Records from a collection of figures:
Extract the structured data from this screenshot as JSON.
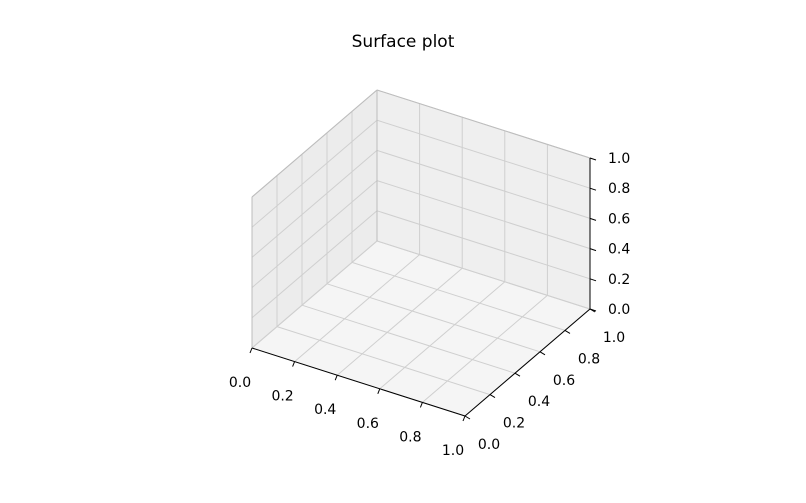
{
  "chart_data": {
    "type": "surface",
    "title": "Surface plot",
    "xlabel": "",
    "ylabel": "",
    "zlabel": "",
    "xlim": [
      0,
      1
    ],
    "ylim": [
      0,
      1
    ],
    "zlim": [
      0,
      1
    ],
    "x_ticks": [
      "0.0",
      "0.2",
      "0.4",
      "0.6",
      "0.8",
      "1.0"
    ],
    "y_ticks": [
      "0.0",
      "0.2",
      "0.4",
      "0.6",
      "0.8",
      "1.0"
    ],
    "z_ticks": [
      "0.0",
      "0.2",
      "0.4",
      "0.6",
      "0.8",
      "1.0"
    ],
    "grid": true,
    "series": [],
    "pane_color": "#f2f2f2",
    "grid_color": "#cfcfcf"
  }
}
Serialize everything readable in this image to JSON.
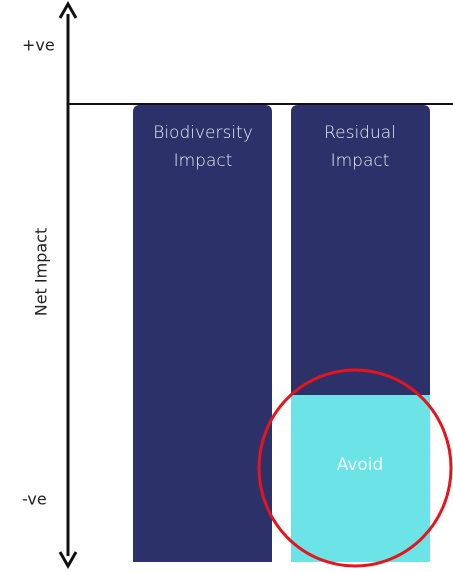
{
  "axis": {
    "top_label": "+ve",
    "bottom_label": "-ve",
    "title": "Net Impact"
  },
  "bars": [
    {
      "label": [
        "Biodiversity",
        "Impact"
      ]
    },
    {
      "label": [
        "Residual",
        "Impact"
      ],
      "segment": "Avoid"
    }
  ]
}
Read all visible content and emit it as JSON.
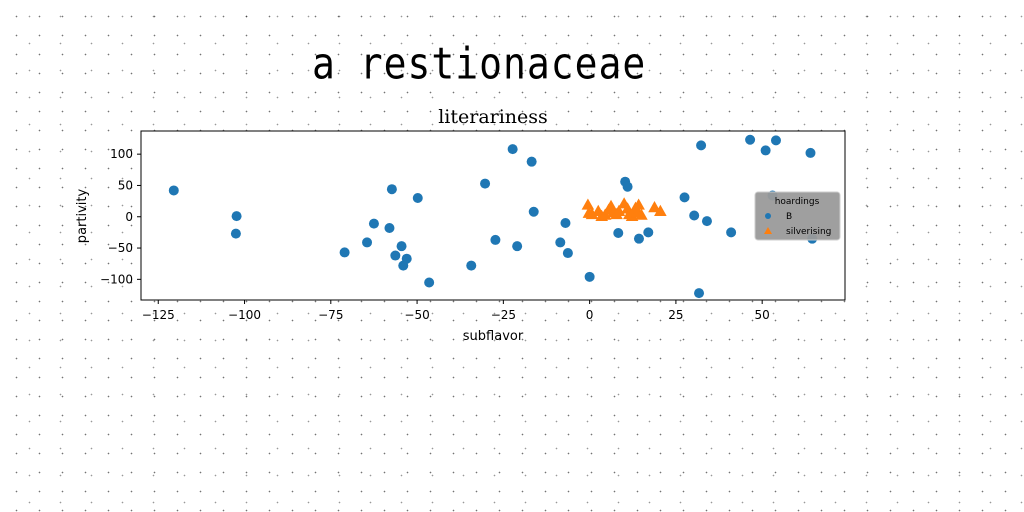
{
  "figure": {
    "suptitle": "a restionaceae"
  },
  "chart_data": {
    "type": "scatter",
    "title": "literariness",
    "xlabel": "subflavor",
    "ylabel": "partivity",
    "xlim": [
      -130,
      74
    ],
    "ylim": [
      -133,
      137
    ],
    "xticks": [
      -125,
      -100,
      -75,
      -50,
      -25,
      0,
      25,
      50
    ],
    "xtick_labels": [
      "−125",
      "−100",
      "−75",
      "−50",
      "−25",
      "0",
      "25",
      "50"
    ],
    "yticks": [
      -100,
      -50,
      0,
      50,
      100
    ],
    "ytick_labels": [
      "−100",
      "−50",
      "0",
      "50",
      "100"
    ],
    "grid": false,
    "legend": {
      "title": "hoardings",
      "placement": "center-right"
    },
    "series": [
      {
        "name": "B",
        "marker": "circle",
        "color": "#1f77b4",
        "points": [
          [
            -120.5,
            42
          ],
          [
            -102.3,
            1
          ],
          [
            -102.5,
            -27
          ],
          [
            -71,
            -57
          ],
          [
            -64.5,
            -41
          ],
          [
            -62.5,
            -11
          ],
          [
            -58,
            -18
          ],
          [
            -57.3,
            44
          ],
          [
            -56.3,
            -62
          ],
          [
            -54.5,
            -47
          ],
          [
            -54,
            -78
          ],
          [
            -53,
            -67
          ],
          [
            -49.8,
            30
          ],
          [
            -46.5,
            -105
          ],
          [
            -34.3,
            -78
          ],
          [
            -30.3,
            53
          ],
          [
            -27.3,
            -37
          ],
          [
            -22.3,
            108
          ],
          [
            -21,
            -47
          ],
          [
            -16.8,
            88
          ],
          [
            -16.2,
            8
          ],
          [
            -8.5,
            -41
          ],
          [
            -7,
            -10
          ],
          [
            -6.3,
            -58
          ],
          [
            0,
            -96
          ],
          [
            8.3,
            -26
          ],
          [
            10.3,
            56
          ],
          [
            11,
            48
          ],
          [
            14.3,
            -35
          ],
          [
            17,
            -25
          ],
          [
            27.5,
            31
          ],
          [
            30.3,
            2
          ],
          [
            31.7,
            -122
          ],
          [
            32.3,
            114
          ],
          [
            34,
            -7
          ],
          [
            41,
            -25
          ],
          [
            46.5,
            123
          ],
          [
            51,
            106
          ],
          [
            53,
            34
          ],
          [
            54,
            122
          ],
          [
            64,
            102
          ],
          [
            64.5,
            -35
          ]
        ]
      },
      {
        "name": "silverising",
        "marker": "triangle",
        "color": "#ff7f0e",
        "points": [
          [
            -0.5,
            18
          ],
          [
            -0.2,
            5
          ],
          [
            0.7,
            3
          ],
          [
            2.5,
            8
          ],
          [
            3.5,
            0
          ],
          [
            4.5,
            2
          ],
          [
            5.5,
            10
          ],
          [
            6.2,
            16
          ],
          [
            7,
            6
          ],
          [
            7.8,
            3
          ],
          [
            8.5,
            8
          ],
          [
            10,
            20
          ],
          [
            11,
            12
          ],
          [
            11.5,
            3
          ],
          [
            12.3,
            0
          ],
          [
            13.3,
            13
          ],
          [
            13.8,
            6
          ],
          [
            14.2,
            18
          ],
          [
            15,
            2
          ],
          [
            18.8,
            14
          ],
          [
            20.5,
            8
          ]
        ]
      }
    ]
  }
}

Set task: The records above should be reproduced exactly, with no pictures included.

Answer:
Extract the structured data from this screenshot as JSON.
{
  "chart_data": {
    "type": "surface",
    "title": "Surface plot",
    "xlabel": "",
    "ylabel": "",
    "zlabel": "",
    "xlim": [
      0,
      1
    ],
    "ylim": [
      0,
      1
    ],
    "zlim": [
      0,
      1
    ],
    "x_ticks": [
      "0.0",
      "0.2",
      "0.4",
      "0.6",
      "0.8",
      "1.0"
    ],
    "y_ticks": [
      "0.0",
      "0.2",
      "0.4",
      "0.6",
      "0.8",
      "1.0"
    ],
    "z_ticks": [
      "0.0",
      "0.2",
      "0.4",
      "0.6",
      "0.8",
      "1.0"
    ],
    "grid": true,
    "series": [],
    "pane_color": "#f2f2f2",
    "grid_color": "#cfcfcf"
  }
}
Serialize everything readable in this image to JSON.
{
  "axis": {
    "top_label": "+ve",
    "bottom_label": "-ve",
    "title": "Net Impact"
  },
  "bars": [
    {
      "label": [
        "Biodiversity",
        "Impact"
      ]
    },
    {
      "label": [
        "Residual",
        "Impact"
      ],
      "segment": "Avoid"
    }
  ]
}
Read all visible content and emit it as JSON.
{
  "figure": {
    "suptitle": "a restionaceae"
  },
  "chart_data": {
    "type": "scatter",
    "title": "literariness",
    "xlabel": "subflavor",
    "ylabel": "partivity",
    "xlim": [
      -130,
      74
    ],
    "ylim": [
      -133,
      137
    ],
    "xticks": [
      -125,
      -100,
      -75,
      -50,
      -25,
      0,
      25,
      50
    ],
    "xtick_labels": [
      "−125",
      "−100",
      "−75",
      "−50",
      "−25",
      "0",
      "25",
      "50"
    ],
    "yticks": [
      -100,
      -50,
      0,
      50,
      100
    ],
    "ytick_labels": [
      "−100",
      "−50",
      "0",
      "50",
      "100"
    ],
    "grid": false,
    "legend": {
      "title": "hoardings",
      "placement": "center-right"
    },
    "series": [
      {
        "name": "B",
        "marker": "circle",
        "color": "#1f77b4",
        "points": [
          [
            -120.5,
            42
          ],
          [
            -102.3,
            1
          ],
          [
            -102.5,
            -27
          ],
          [
            -71,
            -57
          ],
          [
            -64.5,
            -41
          ],
          [
            -62.5,
            -11
          ],
          [
            -58,
            -18
          ],
          [
            -57.3,
            44
          ],
          [
            -56.3,
            -62
          ],
          [
            -54.5,
            -47
          ],
          [
            -54,
            -78
          ],
          [
            -53,
            -67
          ],
          [
            -49.8,
            30
          ],
          [
            -46.5,
            -105
          ],
          [
            -34.3,
            -78
          ],
          [
            -30.3,
            53
          ],
          [
            -27.3,
            -37
          ],
          [
            -22.3,
            108
          ],
          [
            -21,
            -47
          ],
          [
            -16.8,
            88
          ],
          [
            -16.2,
            8
          ],
          [
            -8.5,
            -41
          ],
          [
            -7,
            -10
          ],
          [
            -6.3,
            -58
          ],
          [
            0,
            -96
          ],
          [
            8.3,
            -26
          ],
          [
            10.3,
            56
          ],
          [
            11,
            48
          ],
          [
            14.3,
            -35
          ],
          [
            17,
            -25
          ],
          [
            27.5,
            31
          ],
          [
            30.3,
            2
          ],
          [
            31.7,
            -122
          ],
          [
            32.3,
            114
          ],
          [
            34,
            -7
          ],
          [
            41,
            -25
          ],
          [
            46.5,
            123
          ],
          [
            51,
            106
          ],
          [
            53,
            34
          ],
          [
            54,
            122
          ],
          [
            64,
            102
          ],
          [
            64.5,
            -35
          ]
        ]
      },
      {
        "name": "silverising",
        "marker": "triangle",
        "color": "#ff7f0e",
        "points": [
          [
            -0.5,
            18
          ],
          [
            -0.2,
            5
          ],
          [
            0.7,
            3
          ],
          [
            2.5,
            8
          ],
          [
            3.5,
            0
          ],
          [
            4.5,
            2
          ],
          [
            5.5,
            10
          ],
          [
            6.2,
            16
          ],
          [
            7,
            6
          ],
          [
            7.8,
            3
          ],
          [
            8.5,
            8
          ],
          [
            10,
            20
          ],
          [
            11,
            12
          ],
          [
            11.5,
            3
          ],
          [
            12.3,
            0
          ],
          [
            13.3,
            13
          ],
          [
            13.8,
            6
          ],
          [
            14.2,
            18
          ],
          [
            15,
            2
          ],
          [
            18.8,
            14
          ],
          [
            20.5,
            8
          ]
        ]
      }
    ]
  }
}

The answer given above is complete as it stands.